## TASK PROMPT
Provide the count of lines below that include the word "verschiedener", without any accompanying remarks.

## EXTRACTED ENTRIES
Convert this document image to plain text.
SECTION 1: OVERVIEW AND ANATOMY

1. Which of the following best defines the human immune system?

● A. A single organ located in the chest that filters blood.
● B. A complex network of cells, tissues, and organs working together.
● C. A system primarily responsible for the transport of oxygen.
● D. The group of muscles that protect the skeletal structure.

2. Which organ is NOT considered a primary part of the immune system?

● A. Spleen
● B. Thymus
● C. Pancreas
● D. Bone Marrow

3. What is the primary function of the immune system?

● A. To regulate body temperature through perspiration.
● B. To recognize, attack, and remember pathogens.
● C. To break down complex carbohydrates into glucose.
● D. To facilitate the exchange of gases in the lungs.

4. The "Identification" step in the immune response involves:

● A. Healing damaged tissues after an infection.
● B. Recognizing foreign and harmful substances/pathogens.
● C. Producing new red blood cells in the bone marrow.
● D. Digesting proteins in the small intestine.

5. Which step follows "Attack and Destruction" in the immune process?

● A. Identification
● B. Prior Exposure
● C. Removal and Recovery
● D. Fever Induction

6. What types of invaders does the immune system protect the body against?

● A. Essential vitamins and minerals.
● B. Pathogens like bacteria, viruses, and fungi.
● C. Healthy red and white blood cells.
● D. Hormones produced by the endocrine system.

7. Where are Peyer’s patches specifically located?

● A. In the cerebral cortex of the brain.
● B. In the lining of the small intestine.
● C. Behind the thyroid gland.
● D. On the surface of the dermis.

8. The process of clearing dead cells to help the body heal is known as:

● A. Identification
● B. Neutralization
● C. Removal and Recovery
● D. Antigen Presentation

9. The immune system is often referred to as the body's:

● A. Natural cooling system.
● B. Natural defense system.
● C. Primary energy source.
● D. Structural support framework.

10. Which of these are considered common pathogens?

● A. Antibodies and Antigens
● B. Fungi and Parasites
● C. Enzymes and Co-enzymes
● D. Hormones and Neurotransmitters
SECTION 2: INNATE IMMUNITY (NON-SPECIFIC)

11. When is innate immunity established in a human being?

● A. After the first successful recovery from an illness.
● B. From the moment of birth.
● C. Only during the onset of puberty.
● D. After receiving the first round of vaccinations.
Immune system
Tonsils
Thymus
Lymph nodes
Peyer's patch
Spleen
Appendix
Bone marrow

==

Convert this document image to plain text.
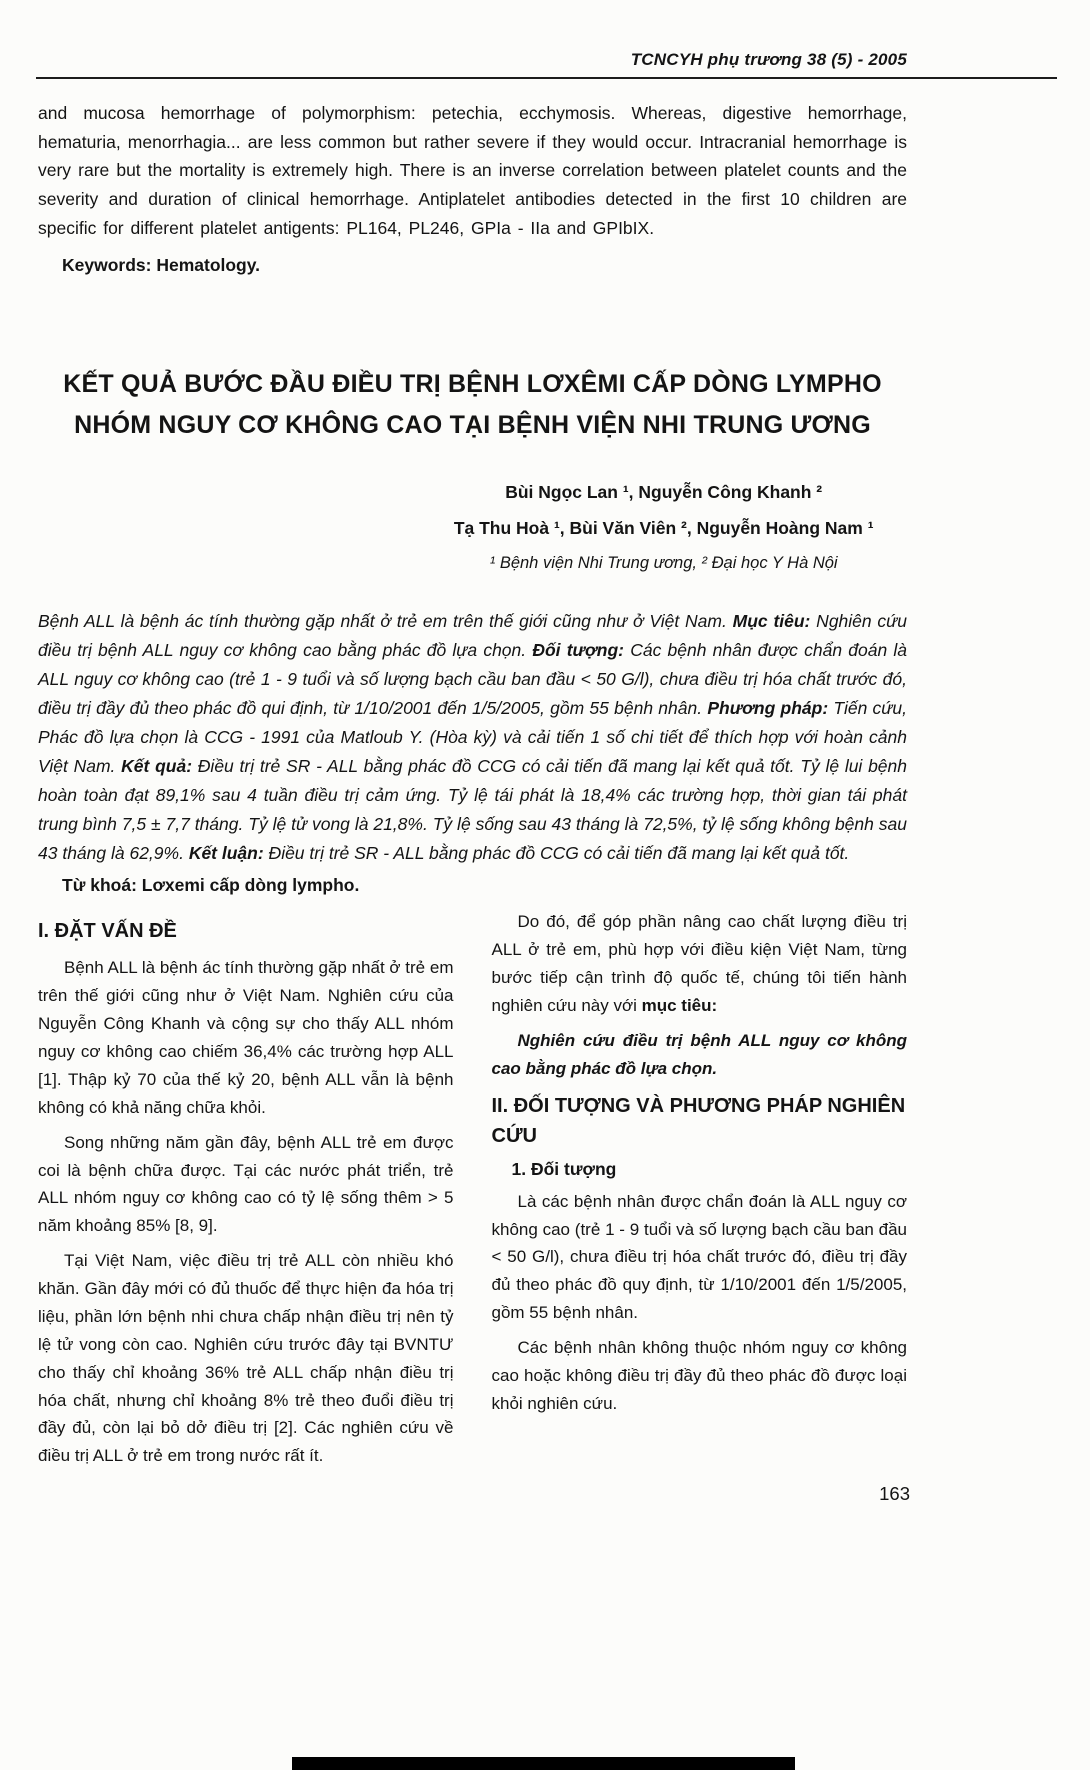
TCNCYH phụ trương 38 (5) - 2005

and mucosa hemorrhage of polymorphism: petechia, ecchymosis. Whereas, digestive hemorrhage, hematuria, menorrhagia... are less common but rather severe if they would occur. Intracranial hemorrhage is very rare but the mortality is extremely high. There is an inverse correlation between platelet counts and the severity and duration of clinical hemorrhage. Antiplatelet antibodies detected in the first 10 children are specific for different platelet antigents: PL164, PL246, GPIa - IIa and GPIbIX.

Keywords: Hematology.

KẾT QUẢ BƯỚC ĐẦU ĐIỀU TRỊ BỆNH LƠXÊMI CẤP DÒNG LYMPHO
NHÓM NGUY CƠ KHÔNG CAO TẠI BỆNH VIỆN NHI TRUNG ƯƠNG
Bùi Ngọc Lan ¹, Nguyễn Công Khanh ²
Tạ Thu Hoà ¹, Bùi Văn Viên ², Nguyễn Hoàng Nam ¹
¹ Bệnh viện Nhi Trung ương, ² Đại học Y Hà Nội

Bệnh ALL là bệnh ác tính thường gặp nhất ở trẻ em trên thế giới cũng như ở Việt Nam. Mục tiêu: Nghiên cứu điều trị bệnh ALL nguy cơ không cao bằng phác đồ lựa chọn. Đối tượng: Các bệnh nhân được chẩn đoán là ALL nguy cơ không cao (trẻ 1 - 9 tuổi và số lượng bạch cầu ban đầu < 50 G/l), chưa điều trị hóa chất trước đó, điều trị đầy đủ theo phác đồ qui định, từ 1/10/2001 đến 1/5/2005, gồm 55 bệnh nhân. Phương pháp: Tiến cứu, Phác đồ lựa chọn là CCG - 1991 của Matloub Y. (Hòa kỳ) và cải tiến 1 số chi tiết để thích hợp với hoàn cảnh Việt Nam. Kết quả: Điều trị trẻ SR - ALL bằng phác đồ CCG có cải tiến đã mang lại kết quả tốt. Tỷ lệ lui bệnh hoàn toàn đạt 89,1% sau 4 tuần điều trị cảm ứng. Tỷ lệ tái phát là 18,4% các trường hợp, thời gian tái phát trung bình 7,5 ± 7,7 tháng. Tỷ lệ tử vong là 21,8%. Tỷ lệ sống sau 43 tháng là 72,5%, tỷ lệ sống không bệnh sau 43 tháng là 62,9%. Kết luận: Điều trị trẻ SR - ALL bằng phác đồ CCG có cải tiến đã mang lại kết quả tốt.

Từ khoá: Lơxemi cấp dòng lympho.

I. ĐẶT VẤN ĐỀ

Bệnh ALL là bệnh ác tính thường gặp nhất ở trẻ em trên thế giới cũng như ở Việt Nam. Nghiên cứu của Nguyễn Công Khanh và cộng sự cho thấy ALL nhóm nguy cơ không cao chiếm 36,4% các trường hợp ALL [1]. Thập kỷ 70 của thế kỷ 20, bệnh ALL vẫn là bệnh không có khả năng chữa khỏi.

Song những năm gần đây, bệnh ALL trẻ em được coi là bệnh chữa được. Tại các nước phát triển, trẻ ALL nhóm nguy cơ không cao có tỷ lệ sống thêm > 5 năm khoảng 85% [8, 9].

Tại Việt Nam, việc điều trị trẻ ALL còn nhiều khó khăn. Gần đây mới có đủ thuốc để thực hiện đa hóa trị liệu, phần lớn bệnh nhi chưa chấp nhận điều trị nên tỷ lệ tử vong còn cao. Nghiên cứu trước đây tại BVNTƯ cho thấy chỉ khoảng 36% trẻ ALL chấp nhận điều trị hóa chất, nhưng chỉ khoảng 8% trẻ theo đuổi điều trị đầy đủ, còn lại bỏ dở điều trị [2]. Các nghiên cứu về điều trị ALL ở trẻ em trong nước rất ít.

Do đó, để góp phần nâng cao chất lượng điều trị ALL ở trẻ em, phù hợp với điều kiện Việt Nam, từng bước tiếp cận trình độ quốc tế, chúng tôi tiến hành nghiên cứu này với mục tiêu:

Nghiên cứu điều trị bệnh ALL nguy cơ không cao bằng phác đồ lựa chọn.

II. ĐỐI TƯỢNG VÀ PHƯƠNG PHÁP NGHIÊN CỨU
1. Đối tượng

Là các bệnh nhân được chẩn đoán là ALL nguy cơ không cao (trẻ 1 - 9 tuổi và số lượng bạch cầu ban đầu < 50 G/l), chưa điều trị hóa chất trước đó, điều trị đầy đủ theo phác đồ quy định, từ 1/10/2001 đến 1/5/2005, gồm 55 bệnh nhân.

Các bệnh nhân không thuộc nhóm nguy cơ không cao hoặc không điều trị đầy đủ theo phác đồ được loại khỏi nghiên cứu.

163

---

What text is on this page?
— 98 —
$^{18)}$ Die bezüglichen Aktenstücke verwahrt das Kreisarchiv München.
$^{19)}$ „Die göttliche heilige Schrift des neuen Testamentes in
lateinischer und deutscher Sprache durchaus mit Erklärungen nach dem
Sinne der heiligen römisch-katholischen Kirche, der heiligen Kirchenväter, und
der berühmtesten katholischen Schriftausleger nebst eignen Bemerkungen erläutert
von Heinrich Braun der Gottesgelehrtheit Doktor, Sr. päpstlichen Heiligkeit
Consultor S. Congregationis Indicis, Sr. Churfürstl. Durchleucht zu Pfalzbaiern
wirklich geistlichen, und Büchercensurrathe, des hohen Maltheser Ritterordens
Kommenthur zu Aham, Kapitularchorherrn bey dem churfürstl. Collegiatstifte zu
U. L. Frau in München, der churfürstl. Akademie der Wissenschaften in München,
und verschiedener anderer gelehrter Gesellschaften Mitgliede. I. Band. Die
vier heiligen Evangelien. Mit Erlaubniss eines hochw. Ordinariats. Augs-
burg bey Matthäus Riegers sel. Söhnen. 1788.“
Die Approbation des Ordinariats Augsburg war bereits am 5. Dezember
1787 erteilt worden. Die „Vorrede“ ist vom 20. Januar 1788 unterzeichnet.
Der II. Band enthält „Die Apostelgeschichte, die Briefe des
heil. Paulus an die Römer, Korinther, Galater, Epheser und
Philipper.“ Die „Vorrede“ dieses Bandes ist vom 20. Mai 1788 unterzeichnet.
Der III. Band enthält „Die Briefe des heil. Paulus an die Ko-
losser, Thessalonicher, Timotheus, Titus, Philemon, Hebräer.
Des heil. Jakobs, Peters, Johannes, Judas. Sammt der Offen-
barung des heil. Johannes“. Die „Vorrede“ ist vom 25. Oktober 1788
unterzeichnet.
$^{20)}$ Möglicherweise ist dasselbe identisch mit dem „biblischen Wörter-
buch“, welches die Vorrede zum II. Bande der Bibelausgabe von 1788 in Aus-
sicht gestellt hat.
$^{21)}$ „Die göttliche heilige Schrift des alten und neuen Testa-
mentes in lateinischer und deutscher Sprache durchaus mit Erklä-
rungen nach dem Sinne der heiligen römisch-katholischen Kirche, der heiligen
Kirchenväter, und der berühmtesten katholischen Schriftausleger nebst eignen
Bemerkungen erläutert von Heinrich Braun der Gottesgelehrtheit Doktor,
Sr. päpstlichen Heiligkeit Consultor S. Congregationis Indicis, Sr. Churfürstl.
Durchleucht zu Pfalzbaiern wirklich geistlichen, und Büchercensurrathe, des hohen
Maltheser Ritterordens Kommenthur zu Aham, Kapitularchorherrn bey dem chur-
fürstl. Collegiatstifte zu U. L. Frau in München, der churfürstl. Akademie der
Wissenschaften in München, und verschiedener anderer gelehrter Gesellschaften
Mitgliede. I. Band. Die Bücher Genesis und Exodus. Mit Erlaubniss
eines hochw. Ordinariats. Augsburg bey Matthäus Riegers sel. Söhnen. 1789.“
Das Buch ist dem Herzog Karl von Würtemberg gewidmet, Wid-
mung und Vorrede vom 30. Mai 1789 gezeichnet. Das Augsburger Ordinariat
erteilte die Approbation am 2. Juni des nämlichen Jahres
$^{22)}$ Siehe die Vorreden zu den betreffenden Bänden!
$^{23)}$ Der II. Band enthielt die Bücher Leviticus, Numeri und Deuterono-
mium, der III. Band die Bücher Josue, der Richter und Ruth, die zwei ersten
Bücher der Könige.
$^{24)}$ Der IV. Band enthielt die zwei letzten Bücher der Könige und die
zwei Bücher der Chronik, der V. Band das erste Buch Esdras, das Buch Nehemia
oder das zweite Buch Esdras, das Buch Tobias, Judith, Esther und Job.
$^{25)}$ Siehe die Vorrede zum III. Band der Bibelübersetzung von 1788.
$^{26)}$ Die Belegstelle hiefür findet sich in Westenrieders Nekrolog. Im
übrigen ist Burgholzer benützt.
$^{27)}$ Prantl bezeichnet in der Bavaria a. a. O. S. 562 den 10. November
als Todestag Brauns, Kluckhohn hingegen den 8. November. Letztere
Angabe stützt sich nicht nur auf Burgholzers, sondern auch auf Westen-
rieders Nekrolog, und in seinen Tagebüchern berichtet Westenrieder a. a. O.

## SOLUTION FOR THIS PROBLEM
2